Problem to work on :: Every line from the one containing "Decode this image" through the end of the listing below goes in the output, exactly and without pictures.

_____

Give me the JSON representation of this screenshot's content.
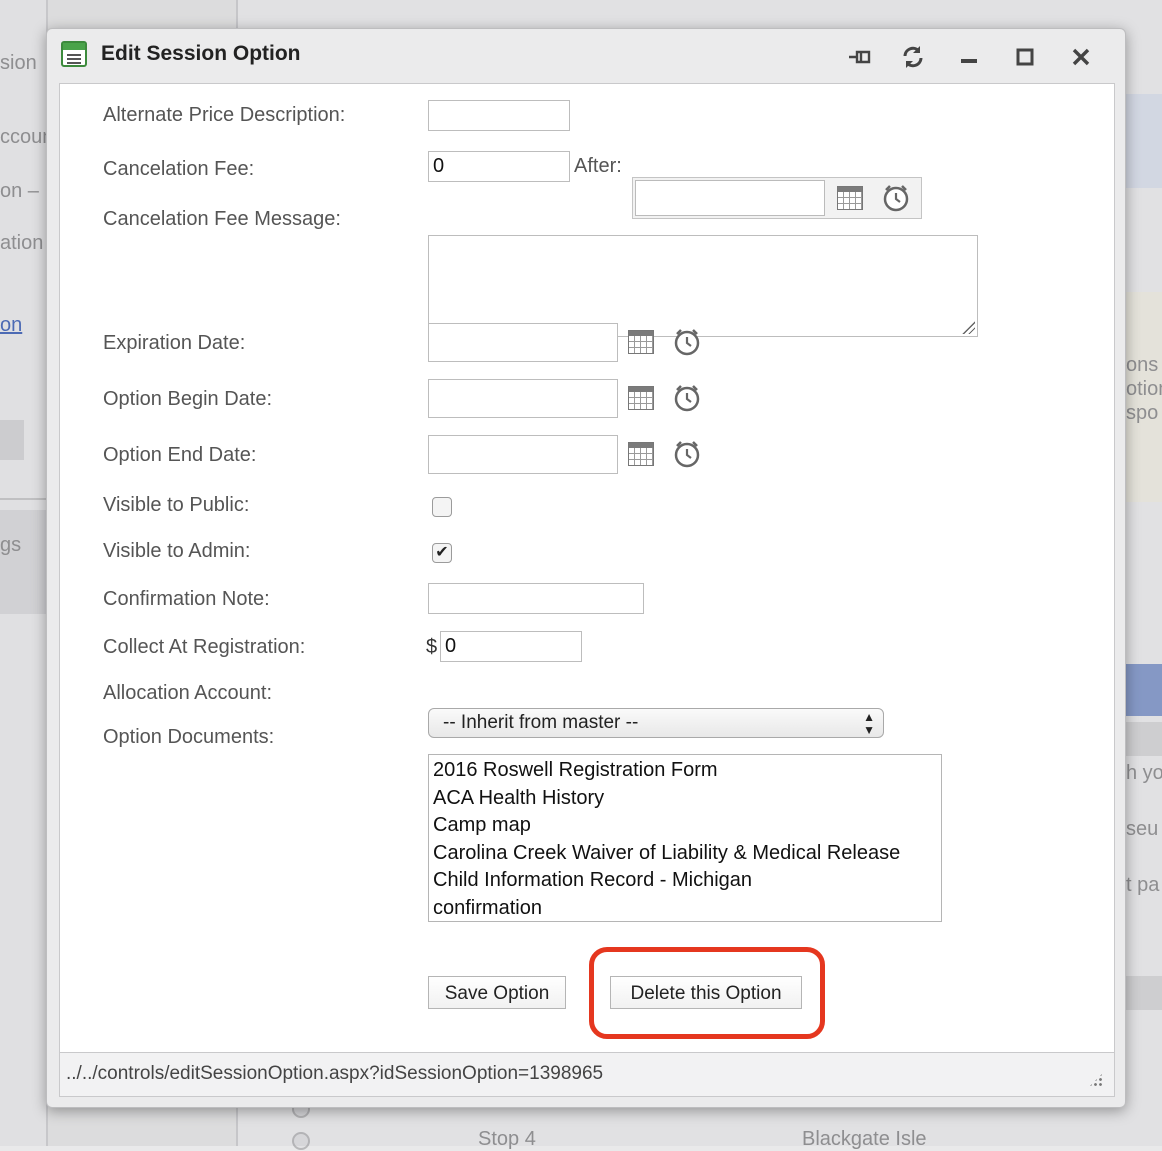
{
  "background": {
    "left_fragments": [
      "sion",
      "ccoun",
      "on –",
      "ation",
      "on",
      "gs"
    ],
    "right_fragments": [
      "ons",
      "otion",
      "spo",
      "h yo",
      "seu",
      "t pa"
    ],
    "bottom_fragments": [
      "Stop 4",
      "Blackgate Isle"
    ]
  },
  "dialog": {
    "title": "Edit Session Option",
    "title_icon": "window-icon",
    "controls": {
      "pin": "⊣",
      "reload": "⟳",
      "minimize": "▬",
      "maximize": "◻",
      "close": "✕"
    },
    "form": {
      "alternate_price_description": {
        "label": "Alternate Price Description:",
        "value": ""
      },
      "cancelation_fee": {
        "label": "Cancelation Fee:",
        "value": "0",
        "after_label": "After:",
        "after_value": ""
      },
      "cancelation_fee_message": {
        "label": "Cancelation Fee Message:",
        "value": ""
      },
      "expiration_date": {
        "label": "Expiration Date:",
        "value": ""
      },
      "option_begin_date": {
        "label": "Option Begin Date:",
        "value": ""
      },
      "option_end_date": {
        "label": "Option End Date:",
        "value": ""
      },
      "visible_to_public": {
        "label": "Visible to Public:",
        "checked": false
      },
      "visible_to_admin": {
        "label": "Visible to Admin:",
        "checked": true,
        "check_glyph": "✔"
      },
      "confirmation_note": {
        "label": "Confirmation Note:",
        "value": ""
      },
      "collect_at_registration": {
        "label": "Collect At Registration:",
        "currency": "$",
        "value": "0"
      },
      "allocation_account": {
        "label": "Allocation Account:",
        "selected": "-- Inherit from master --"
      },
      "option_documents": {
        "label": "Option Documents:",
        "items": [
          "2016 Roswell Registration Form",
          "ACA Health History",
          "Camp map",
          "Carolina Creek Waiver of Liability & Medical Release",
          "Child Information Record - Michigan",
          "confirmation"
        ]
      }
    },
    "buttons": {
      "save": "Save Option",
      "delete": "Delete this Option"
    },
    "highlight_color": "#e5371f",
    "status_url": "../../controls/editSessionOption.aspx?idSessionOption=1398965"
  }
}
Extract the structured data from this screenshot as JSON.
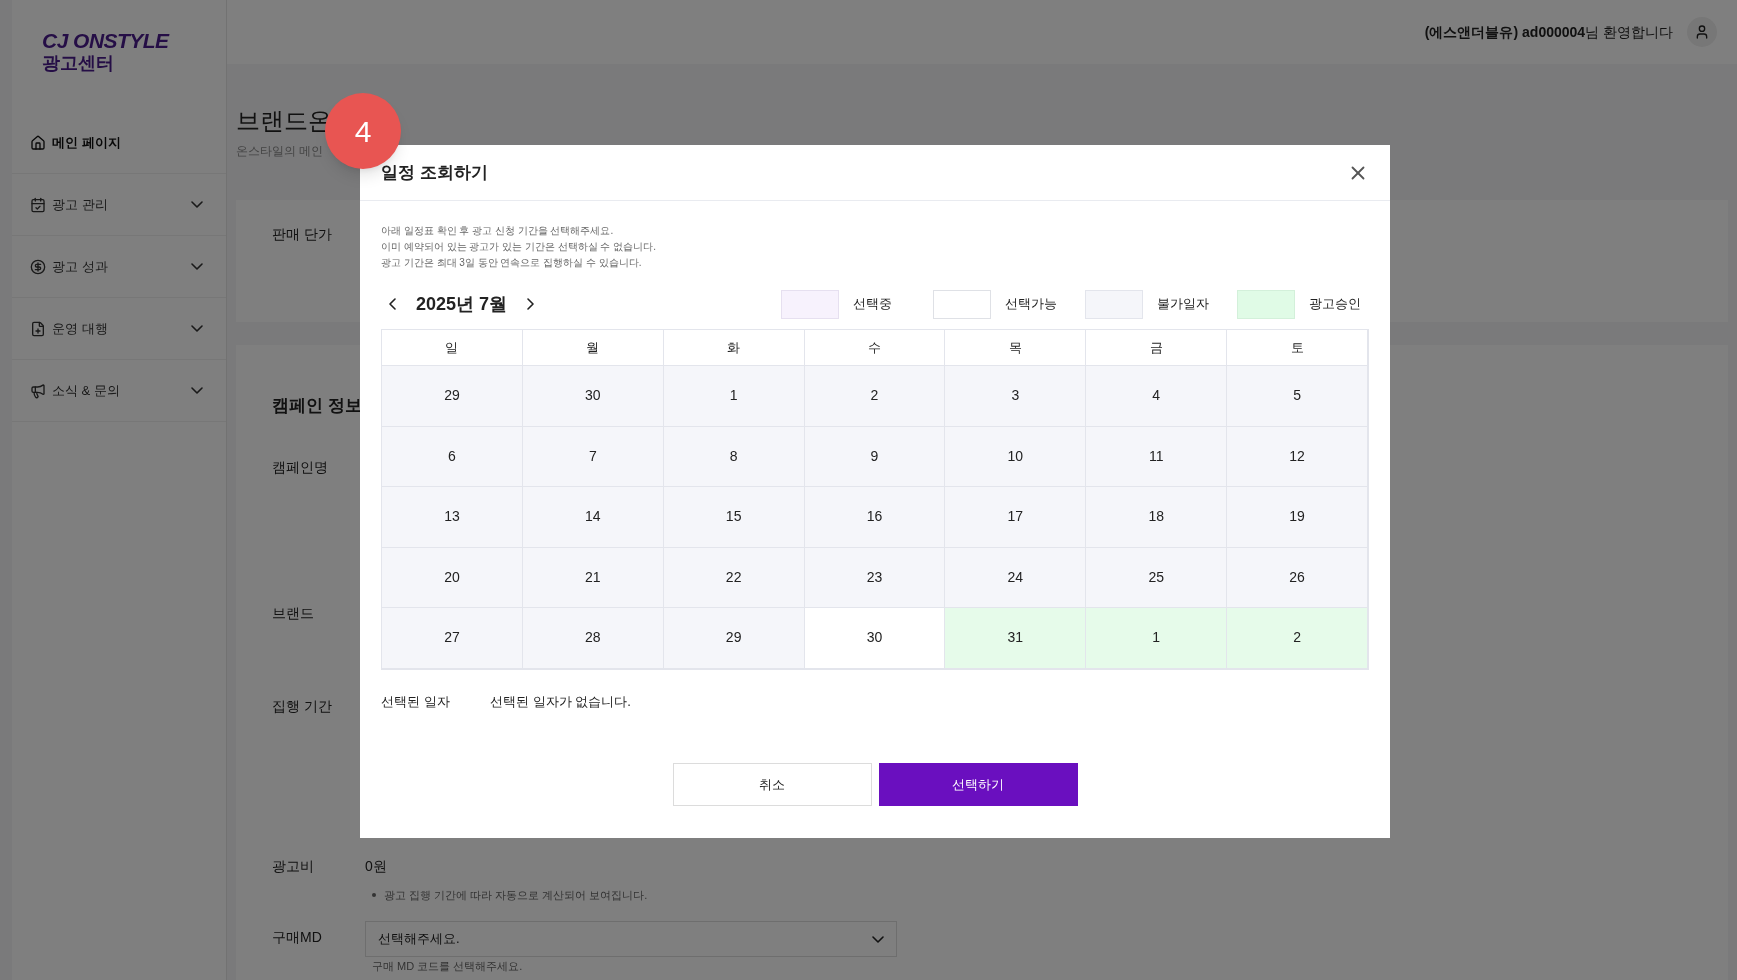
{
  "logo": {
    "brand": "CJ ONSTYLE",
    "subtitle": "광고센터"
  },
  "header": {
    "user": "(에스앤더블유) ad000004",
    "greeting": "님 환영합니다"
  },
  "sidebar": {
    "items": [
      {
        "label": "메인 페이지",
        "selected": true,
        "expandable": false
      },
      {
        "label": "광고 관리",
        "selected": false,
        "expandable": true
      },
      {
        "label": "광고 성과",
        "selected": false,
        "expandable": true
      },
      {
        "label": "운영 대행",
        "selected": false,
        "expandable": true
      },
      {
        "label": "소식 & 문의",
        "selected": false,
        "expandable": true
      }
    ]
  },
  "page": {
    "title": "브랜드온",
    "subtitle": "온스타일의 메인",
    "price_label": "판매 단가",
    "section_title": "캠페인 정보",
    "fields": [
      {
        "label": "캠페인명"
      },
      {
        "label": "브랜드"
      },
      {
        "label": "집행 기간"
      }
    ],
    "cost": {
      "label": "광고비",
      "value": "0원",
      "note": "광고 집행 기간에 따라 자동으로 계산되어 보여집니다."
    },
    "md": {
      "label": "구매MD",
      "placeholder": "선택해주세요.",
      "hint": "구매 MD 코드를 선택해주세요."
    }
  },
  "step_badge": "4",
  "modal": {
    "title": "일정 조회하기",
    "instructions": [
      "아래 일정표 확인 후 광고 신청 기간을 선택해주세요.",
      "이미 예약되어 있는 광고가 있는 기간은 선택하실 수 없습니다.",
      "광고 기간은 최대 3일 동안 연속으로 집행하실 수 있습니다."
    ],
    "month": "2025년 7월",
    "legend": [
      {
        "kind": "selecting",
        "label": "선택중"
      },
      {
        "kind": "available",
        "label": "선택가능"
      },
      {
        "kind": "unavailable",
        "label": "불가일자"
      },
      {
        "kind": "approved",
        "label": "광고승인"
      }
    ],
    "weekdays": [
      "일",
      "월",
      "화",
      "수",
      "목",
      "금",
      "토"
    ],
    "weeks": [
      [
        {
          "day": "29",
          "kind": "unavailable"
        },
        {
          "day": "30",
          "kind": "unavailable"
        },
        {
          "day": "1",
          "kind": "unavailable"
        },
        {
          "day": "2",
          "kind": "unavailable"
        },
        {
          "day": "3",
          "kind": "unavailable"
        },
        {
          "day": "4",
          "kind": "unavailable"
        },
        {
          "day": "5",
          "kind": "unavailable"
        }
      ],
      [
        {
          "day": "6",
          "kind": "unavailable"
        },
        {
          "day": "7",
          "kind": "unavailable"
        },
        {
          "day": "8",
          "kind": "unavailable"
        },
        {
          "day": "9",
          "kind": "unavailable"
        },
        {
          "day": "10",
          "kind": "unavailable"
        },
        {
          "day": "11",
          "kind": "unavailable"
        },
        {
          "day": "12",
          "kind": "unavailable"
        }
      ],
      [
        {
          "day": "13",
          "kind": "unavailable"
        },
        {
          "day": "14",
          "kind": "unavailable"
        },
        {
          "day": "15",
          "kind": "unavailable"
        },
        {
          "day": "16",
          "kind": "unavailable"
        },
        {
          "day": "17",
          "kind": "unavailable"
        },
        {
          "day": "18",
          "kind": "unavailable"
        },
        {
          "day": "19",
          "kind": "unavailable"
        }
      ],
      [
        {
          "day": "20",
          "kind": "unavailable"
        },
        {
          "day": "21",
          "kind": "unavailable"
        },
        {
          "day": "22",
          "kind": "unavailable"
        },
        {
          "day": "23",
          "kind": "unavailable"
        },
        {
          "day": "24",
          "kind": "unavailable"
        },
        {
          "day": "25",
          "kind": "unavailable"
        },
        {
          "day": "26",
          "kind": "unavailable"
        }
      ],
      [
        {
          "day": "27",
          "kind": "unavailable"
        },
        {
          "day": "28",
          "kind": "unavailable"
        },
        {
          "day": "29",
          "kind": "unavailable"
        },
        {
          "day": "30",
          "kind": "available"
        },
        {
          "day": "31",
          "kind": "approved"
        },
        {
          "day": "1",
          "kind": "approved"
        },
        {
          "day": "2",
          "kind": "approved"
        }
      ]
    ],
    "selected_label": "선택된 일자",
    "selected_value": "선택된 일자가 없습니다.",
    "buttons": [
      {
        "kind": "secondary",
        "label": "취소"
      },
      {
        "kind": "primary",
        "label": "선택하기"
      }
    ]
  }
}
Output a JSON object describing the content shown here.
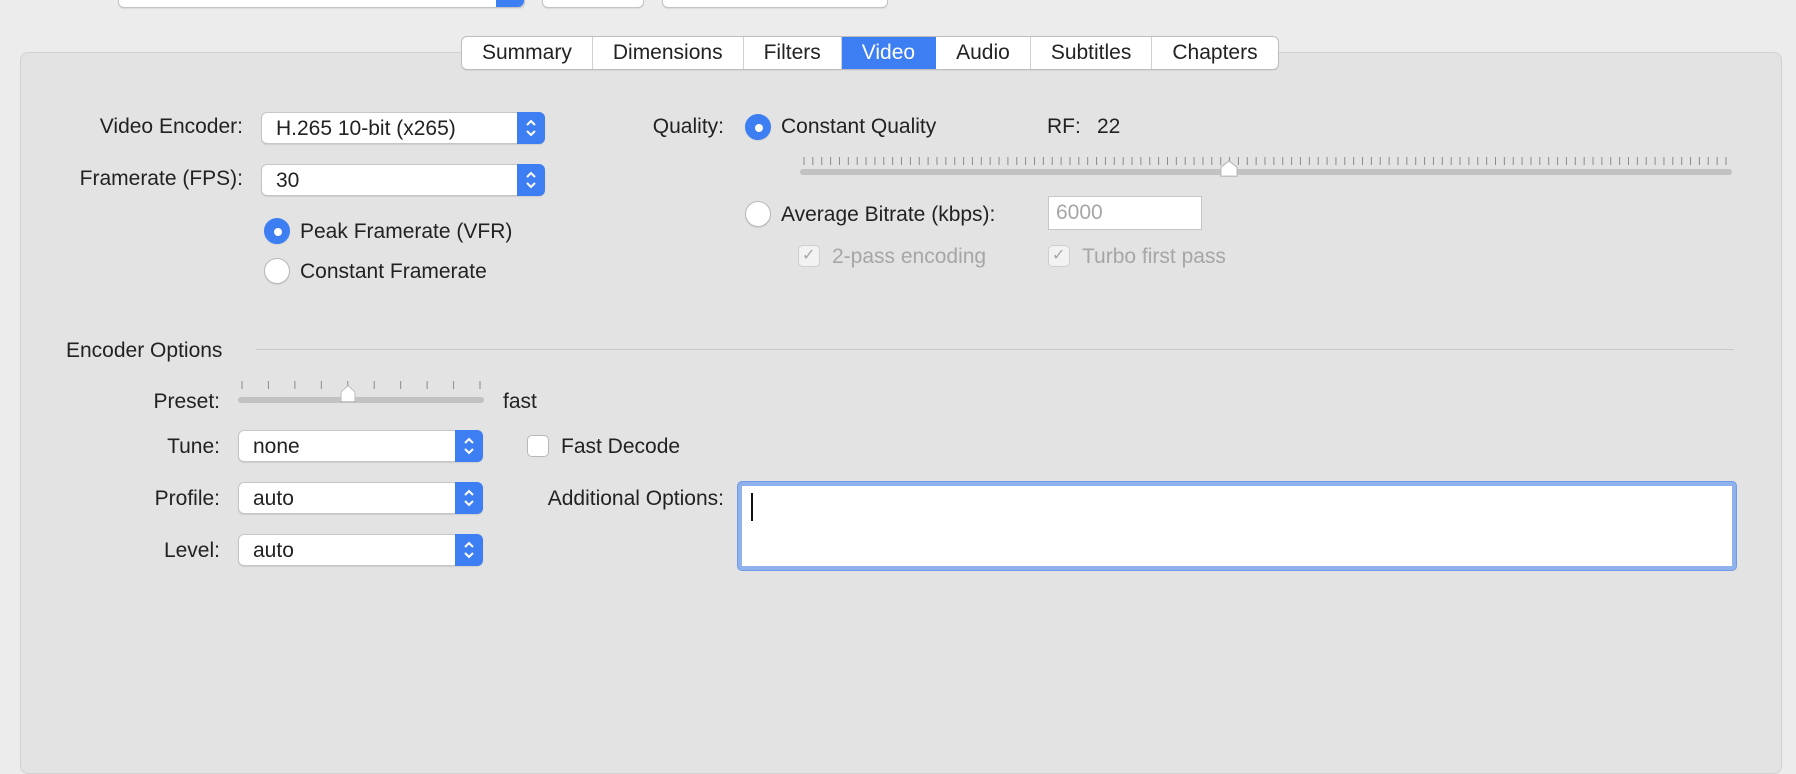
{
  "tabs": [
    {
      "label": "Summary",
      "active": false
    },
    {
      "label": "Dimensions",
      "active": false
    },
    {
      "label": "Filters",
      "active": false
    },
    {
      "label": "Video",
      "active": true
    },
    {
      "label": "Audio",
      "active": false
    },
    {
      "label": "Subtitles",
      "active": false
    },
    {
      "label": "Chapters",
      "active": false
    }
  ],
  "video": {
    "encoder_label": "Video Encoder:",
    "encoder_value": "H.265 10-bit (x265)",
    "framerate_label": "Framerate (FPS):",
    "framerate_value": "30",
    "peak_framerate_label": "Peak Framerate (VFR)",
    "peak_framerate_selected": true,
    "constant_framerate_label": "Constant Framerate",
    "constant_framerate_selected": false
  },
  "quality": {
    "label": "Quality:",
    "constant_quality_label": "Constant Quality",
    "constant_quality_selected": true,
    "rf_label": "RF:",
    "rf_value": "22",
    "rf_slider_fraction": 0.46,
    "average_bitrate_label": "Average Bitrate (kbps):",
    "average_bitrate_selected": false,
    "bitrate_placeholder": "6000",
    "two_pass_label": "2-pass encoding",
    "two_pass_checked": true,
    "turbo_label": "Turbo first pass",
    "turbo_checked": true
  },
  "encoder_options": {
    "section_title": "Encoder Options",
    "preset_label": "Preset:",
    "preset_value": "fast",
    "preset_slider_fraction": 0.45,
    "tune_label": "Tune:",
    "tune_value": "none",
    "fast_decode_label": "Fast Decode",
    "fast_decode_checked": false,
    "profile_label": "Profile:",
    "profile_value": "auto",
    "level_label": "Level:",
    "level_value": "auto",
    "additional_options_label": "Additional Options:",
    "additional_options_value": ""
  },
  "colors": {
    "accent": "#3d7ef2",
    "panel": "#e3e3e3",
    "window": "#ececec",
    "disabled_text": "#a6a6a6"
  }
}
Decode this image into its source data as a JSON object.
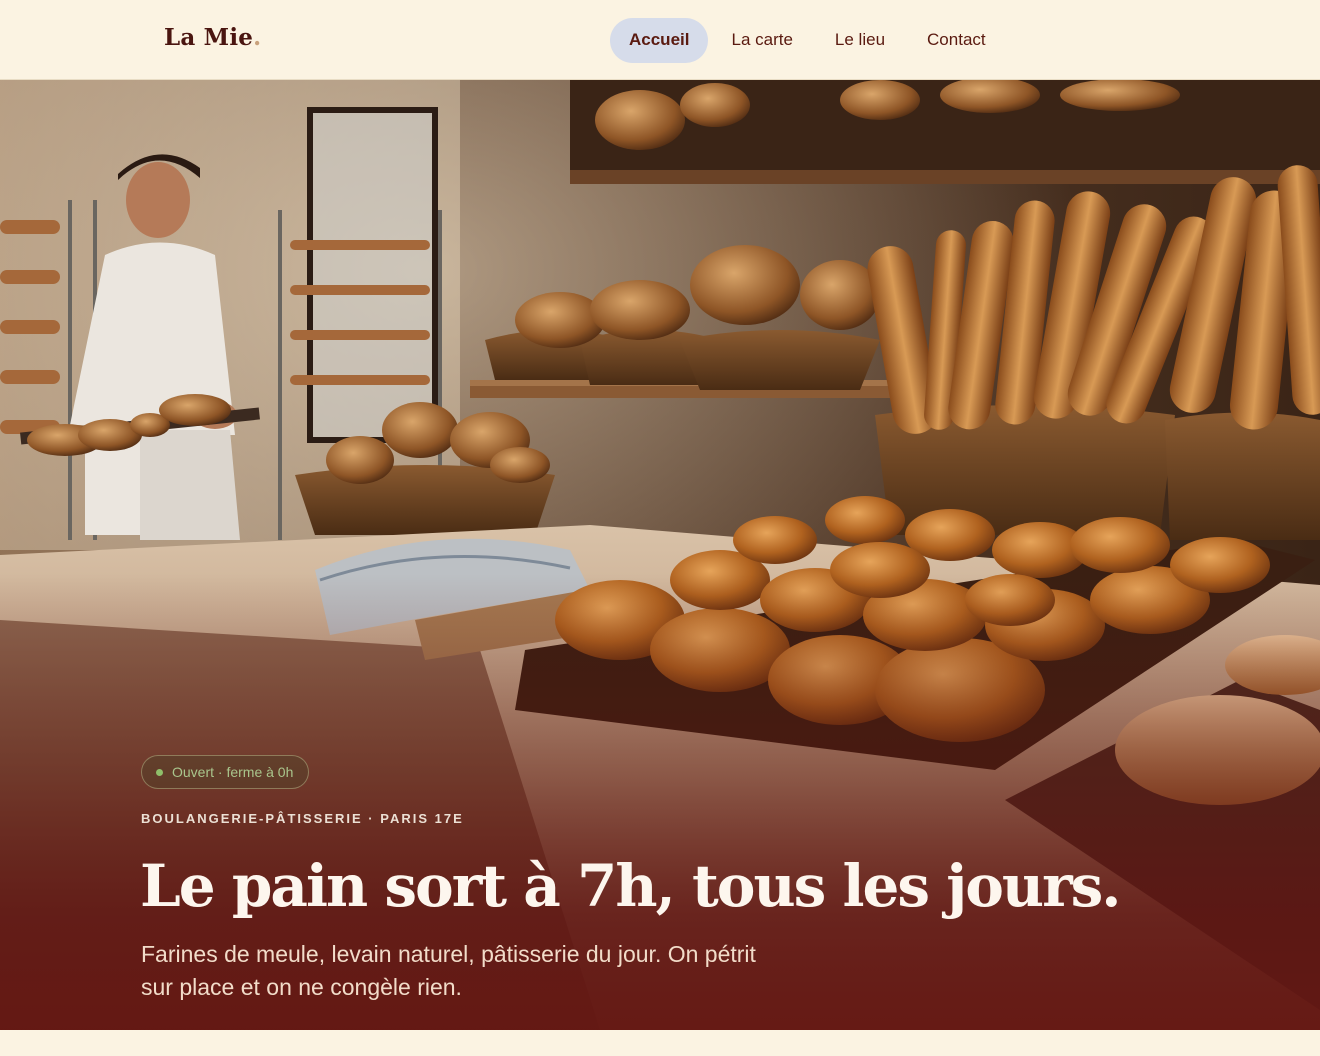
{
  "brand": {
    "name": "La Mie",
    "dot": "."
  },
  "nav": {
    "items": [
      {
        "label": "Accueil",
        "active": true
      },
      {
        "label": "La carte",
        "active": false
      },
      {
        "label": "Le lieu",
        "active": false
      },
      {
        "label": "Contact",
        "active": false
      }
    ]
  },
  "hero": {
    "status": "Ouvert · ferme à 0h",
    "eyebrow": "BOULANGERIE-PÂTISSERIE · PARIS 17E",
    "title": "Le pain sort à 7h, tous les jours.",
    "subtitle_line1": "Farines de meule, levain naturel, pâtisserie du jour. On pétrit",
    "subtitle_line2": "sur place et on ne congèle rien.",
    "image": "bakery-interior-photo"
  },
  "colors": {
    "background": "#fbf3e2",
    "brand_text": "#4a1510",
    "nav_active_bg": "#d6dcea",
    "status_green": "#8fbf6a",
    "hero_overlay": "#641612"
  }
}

_____

Exercise response ::
Decode this image into its source data as a JSON object.
{
  "brand": {
    "name": "La Mie",
    "dot": "."
  },
  "nav": {
    "items": [
      {
        "label": "Accueil",
        "active": true
      },
      {
        "label": "La carte",
        "active": false
      },
      {
        "label": "Le lieu",
        "active": false
      },
      {
        "label": "Contact",
        "active": false
      }
    ]
  },
  "hero": {
    "status": "Ouvert · ferme à 0h",
    "eyebrow": "BOULANGERIE-PÂTISSERIE · PARIS 17E",
    "title": "Le pain sort à 7h, tous les jours.",
    "subtitle_line1": "Farines de meule, levain naturel, pâtisserie du jour. On pétrit",
    "subtitle_line2": "sur place et on ne congèle rien.",
    "image": "bakery-interior-photo"
  },
  "colors": {
    "background": "#fbf3e2",
    "brand_text": "#4a1510",
    "nav_active_bg": "#d6dcea",
    "status_green": "#8fbf6a",
    "hero_overlay": "#641612"
  }
}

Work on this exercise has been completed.